### DATA IN THIS EXERCISE
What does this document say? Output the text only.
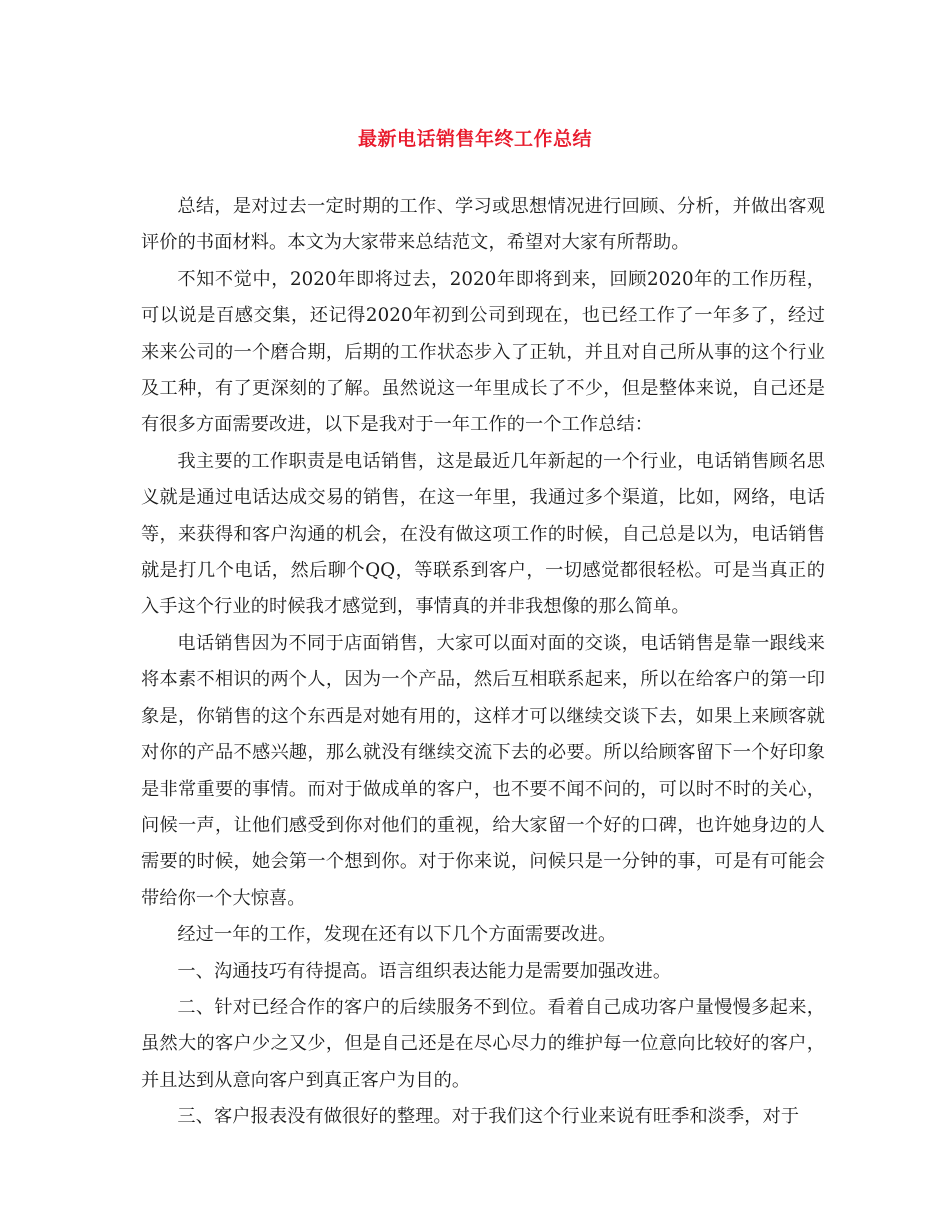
最新电话销售年终工作总结

总结，是对过去一定时期的工作、学习或思想情况进行回顾、分析，并做出客观评价的书面材料。本文为大家带来总结范文，希望对大家有所帮助。

不知不觉中，2020年即将过去，2020年即将到来，回顾2020年的工作历程，可以说是百感交集，还记得2020年初到公司到现在，也已经工作了一年多了，经过来来公司的一个磨合期，后期的工作状态步入了正轨，并且对自己所从事的这个行业及工种，有了更深刻的了解。虽然说这一年里成长了不少，但是整体来说，自己还是有很多方面需要改进，以下是我对于一年工作的一个工作总结：

我主要的工作职责是电话销售，这是最近几年新起的一个行业，电话销售顾名思义就是通过电话达成交易的销售，在这一年里，我通过多个渠道，比如，网络，电话等，来获得和客户沟通的机会，在没有做这项工作的时候，自己总是以为，电话销售就是打几个电话，然后聊个QQ，等联系到客户，一切感觉都很轻松。可是当真正的入手这个行业的时候我才感觉到，事情真的并非我想像的那么简单。

电话销售因为不同于店面销售，大家可以面对面的交谈，电话销售是靠一跟线来将本素不相识的两个人，因为一个产品，然后互相联系起来，所以在给客户的第一印象是，你销售的这个东西是对她有用的，这样才可以继续交谈下去，如果上来顾客就对你的产品不感兴趣，那么就没有继续交流下去的必要。所以给顾客留下一个好印象是非常重要的事情。而对于做成单的客户，也不要不闻不问的，可以时不时的关心，问候一声，让他们感受到你对他们的重视，给大家留一个好的口碑，也许她身边的人需要的时候，她会第一个想到你。对于你来说，问候只是一分钟的事，可是有可能会带给你一个大惊喜。

经过一年的工作，发现在还有以下几个方面需要改进。

一、沟通技巧有待提高。语言组织表达能力是需要加强改进。

二、针对已经合作的客户的后续服务不到位。看着自己成功客户量慢慢多起来，虽然大的客户少之又少，但是自己还是在尽心尽力的维护每一位意向比较好的客户，并且达到从意向客户到真正客户为目的。

三、客户报表没有做很好的整理。对于我们这个行业来说有旺季和淡季，对于
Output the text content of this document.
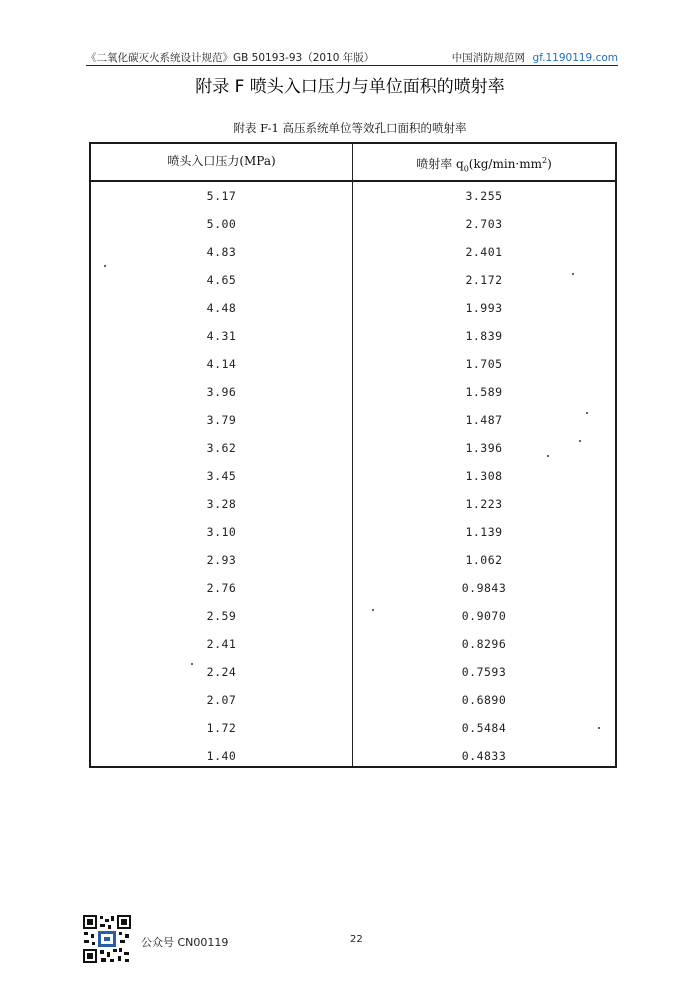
《二氧化碳灭火系统设计规范》GB 50193-93（2010 年版）	中国消防规范网 gf.1190119.com
附录 F 喷头入口压力与单位面积的喷射率
附表 F-1 高压系统单位等效孔口面积的喷射率
喷头入口压力(MPa)	喷射率 $q_0(kg/\min\cdot mm^2)$
5.17	3.255
5.00	2.703
4.83	2.401
4.65	2.172
4.48	1.993
4.31	1.839
4.14	1.705
3.96	1.589
3.79	1.487
3.62	1.396
3.45	1.308
3.28	1.223
3.10	1.139
2.93	1.062
2.76	0.9843
2.59	0.9070
2.41	0.8296
2.24	0.7593
2.07	0.6890
1.72	0.5484
1.40	0.4833
公众号 CN00119	22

### TASK STATEMENT
Please reproduce nothing but the lines from the one containing "Output the text content of this document." through the closing line of the listing, retyped word for word, pictures excluded.

### SOLUTION
Output the text content of this document.
《二氧化碳灭火系统设计规范》GB 50193-93（2010 年版）	中国消防规范网 gf.1190119.com
附录 F 喷头入口压力与单位面积的喷射率
附表 F-1 高压系统单位等效孔口面积的喷射率
喷头入口压力(MPa)	喷射率 $q_0(kg/\min\cdot mm^2)$
5.17	3.255
5.00	2.703
4.83	2.401
4.65	2.172
4.48	1.993
4.31	1.839
4.14	1.705
3.96	1.589
3.79	1.487
3.62	1.396
3.45	1.308
3.28	1.223
3.10	1.139
2.93	1.062
2.76	0.9843
2.59	0.9070
2.41	0.8296
2.24	0.7593
2.07	0.6890
1.72	0.5484
1.40	0.4833
公众号 CN00119	22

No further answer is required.